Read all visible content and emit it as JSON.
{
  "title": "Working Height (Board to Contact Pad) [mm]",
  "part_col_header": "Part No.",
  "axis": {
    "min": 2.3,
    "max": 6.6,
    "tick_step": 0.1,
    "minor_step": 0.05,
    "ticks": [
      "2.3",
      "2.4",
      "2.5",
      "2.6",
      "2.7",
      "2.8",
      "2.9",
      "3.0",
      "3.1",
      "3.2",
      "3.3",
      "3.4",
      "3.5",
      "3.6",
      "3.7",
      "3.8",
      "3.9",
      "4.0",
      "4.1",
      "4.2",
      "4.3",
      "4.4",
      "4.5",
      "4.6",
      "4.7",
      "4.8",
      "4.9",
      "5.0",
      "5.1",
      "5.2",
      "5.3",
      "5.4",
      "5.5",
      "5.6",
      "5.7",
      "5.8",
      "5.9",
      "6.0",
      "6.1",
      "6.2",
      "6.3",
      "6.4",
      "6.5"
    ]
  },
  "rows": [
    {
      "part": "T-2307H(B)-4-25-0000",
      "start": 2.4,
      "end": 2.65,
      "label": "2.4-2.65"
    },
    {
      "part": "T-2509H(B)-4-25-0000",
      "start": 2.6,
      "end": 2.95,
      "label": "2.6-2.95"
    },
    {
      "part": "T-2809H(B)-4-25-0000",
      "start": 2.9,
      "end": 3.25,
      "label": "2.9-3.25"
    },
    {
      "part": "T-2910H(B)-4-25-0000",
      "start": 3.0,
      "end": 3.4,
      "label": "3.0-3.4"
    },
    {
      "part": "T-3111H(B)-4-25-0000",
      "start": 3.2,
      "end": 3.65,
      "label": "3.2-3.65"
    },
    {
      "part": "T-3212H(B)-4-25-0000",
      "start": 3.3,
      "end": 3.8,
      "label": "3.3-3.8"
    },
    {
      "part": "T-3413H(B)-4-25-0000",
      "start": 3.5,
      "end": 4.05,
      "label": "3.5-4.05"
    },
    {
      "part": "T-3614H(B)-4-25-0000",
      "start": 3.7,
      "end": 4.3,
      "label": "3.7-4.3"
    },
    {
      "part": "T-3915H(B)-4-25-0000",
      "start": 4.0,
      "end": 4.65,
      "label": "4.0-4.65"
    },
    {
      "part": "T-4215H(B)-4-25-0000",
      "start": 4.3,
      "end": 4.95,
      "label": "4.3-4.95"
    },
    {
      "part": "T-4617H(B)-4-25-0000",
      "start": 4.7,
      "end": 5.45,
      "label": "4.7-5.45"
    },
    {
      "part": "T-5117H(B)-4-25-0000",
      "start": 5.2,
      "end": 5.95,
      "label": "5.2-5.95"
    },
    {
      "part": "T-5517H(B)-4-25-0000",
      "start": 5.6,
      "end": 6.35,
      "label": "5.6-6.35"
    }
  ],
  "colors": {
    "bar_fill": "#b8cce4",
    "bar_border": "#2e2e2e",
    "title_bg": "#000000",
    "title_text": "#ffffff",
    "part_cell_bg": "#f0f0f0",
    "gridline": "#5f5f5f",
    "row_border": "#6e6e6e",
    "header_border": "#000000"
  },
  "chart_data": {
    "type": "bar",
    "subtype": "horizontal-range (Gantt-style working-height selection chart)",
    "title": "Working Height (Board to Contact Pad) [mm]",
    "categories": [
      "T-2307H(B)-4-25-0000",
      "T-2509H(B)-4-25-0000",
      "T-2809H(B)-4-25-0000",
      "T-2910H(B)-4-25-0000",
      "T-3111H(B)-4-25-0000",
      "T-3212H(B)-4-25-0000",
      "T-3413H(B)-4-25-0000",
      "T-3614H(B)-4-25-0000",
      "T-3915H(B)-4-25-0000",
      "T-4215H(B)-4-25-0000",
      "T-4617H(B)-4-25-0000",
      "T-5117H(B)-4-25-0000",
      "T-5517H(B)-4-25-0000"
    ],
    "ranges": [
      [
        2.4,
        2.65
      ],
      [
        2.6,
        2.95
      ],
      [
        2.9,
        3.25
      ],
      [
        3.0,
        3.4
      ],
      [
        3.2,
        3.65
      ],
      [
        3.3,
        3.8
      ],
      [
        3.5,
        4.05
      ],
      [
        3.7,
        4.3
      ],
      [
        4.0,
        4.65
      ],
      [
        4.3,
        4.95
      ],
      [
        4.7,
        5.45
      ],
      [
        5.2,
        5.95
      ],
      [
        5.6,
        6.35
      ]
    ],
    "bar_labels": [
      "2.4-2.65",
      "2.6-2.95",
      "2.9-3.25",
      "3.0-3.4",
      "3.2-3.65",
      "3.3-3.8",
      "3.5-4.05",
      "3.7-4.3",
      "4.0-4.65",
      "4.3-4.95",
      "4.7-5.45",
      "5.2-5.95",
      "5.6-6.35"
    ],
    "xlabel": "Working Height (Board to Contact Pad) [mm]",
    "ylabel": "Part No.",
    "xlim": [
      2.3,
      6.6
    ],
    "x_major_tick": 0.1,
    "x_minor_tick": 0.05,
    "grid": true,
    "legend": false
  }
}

______________________________

→ WHAT IS NEEDED
Extract every entry above as it appears.

→ SOLUTION TO THE EXERCISE
Read all visible content and emit it as JSON.
{
  "title": "Working Height (Board to Contact Pad) [mm]",
  "part_col_header": "Part No.",
  "axis": {
    "min": 2.3,
    "max": 6.6,
    "tick_step": 0.1,
    "minor_step": 0.05,
    "ticks": [
      "2.3",
      "2.4",
      "2.5",
      "2.6",
      "2.7",
      "2.8",
      "2.9",
      "3.0",
      "3.1",
      "3.2",
      "3.3",
      "3.4",
      "3.5",
      "3.6",
      "3.7",
      "3.8",
      "3.9",
      "4.0",
      "4.1",
      "4.2",
      "4.3",
      "4.4",
      "4.5",
      "4.6",
      "4.7",
      "4.8",
      "4.9",
      "5.0",
      "5.1",
      "5.2",
      "5.3",
      "5.4",
      "5.5",
      "5.6",
      "5.7",
      "5.8",
      "5.9",
      "6.0",
      "6.1",
      "6.2",
      "6.3",
      "6.4",
      "6.5"
    ]
  },
  "rows": [
    {
      "part": "T-2307H(B)-4-25-0000",
      "start": 2.4,
      "end": 2.65,
      "label": "2.4-2.65"
    },
    {
      "part": "T-2509H(B)-4-25-0000",
      "start": 2.6,
      "end": 2.95,
      "label": "2.6-2.95"
    },
    {
      "part": "T-2809H(B)-4-25-0000",
      "start": 2.9,
      "end": 3.25,
      "label": "2.9-3.25"
    },
    {
      "part": "T-2910H(B)-4-25-0000",
      "start": 3.0,
      "end": 3.4,
      "label": "3.0-3.4"
    },
    {
      "part": "T-3111H(B)-4-25-0000",
      "start": 3.2,
      "end": 3.65,
      "label": "3.2-3.65"
    },
    {
      "part": "T-3212H(B)-4-25-0000",
      "start": 3.3,
      "end": 3.8,
      "label": "3.3-3.8"
    },
    {
      "part": "T-3413H(B)-4-25-0000",
      "start": 3.5,
      "end": 4.05,
      "label": "3.5-4.05"
    },
    {
      "part": "T-3614H(B)-4-25-0000",
      "start": 3.7,
      "end": 4.3,
      "label": "3.7-4.3"
    },
    {
      "part": "T-3915H(B)-4-25-0000",
      "start": 4.0,
      "end": 4.65,
      "label": "4.0-4.65"
    },
    {
      "part": "T-4215H(B)-4-25-0000",
      "start": 4.3,
      "end": 4.95,
      "label": "4.3-4.95"
    },
    {
      "part": "T-4617H(B)-4-25-0000",
      "start": 4.7,
      "end": 5.45,
      "label": "4.7-5.45"
    },
    {
      "part": "T-5117H(B)-4-25-0000",
      "start": 5.2,
      "end": 5.95,
      "label": "5.2-5.95"
    },
    {
      "part": "T-5517H(B)-4-25-0000",
      "start": 5.6,
      "end": 6.35,
      "label": "5.6-6.35"
    }
  ],
  "colors": {
    "bar_fill": "#b8cce4",
    "bar_border": "#2e2e2e",
    "title_bg": "#000000",
    "title_text": "#ffffff",
    "part_cell_bg": "#f0f0f0",
    "gridline": "#5f5f5f",
    "row_border": "#6e6e6e",
    "header_border": "#000000"
  },
  "chart_data": {
    "type": "bar",
    "subtype": "horizontal-range (Gantt-style working-height selection chart)",
    "title": "Working Height (Board to Contact Pad) [mm]",
    "categories": [
      "T-2307H(B)-4-25-0000",
      "T-2509H(B)-4-25-0000",
      "T-2809H(B)-4-25-0000",
      "T-2910H(B)-4-25-0000",
      "T-3111H(B)-4-25-0000",
      "T-3212H(B)-4-25-0000",
      "T-3413H(B)-4-25-0000",
      "T-3614H(B)-4-25-0000",
      "T-3915H(B)-4-25-0000",
      "T-4215H(B)-4-25-0000",
      "T-4617H(B)-4-25-0000",
      "T-5117H(B)-4-25-0000",
      "T-5517H(B)-4-25-0000"
    ],
    "ranges": [
      [
        2.4,
        2.65
      ],
      [
        2.6,
        2.95
      ],
      [
        2.9,
        3.25
      ],
      [
        3.0,
        3.4
      ],
      [
        3.2,
        3.65
      ],
      [
        3.3,
        3.8
      ],
      [
        3.5,
        4.05
      ],
      [
        3.7,
        4.3
      ],
      [
        4.0,
        4.65
      ],
      [
        4.3,
        4.95
      ],
      [
        4.7,
        5.45
      ],
      [
        5.2,
        5.95
      ],
      [
        5.6,
        6.35
      ]
    ],
    "bar_labels": [
      "2.4-2.65",
      "2.6-2.95",
      "2.9-3.25",
      "3.0-3.4",
      "3.2-3.65",
      "3.3-3.8",
      "3.5-4.05",
      "3.7-4.3",
      "4.0-4.65",
      "4.3-4.95",
      "4.7-5.45",
      "5.2-5.95",
      "5.6-6.35"
    ],
    "xlabel": "Working Height (Board to Contact Pad) [mm]",
    "ylabel": "Part No.",
    "xlim": [
      2.3,
      6.6
    ],
    "x_major_tick": 0.1,
    "x_minor_tick": 0.05,
    "grid": true,
    "legend": false
  }
}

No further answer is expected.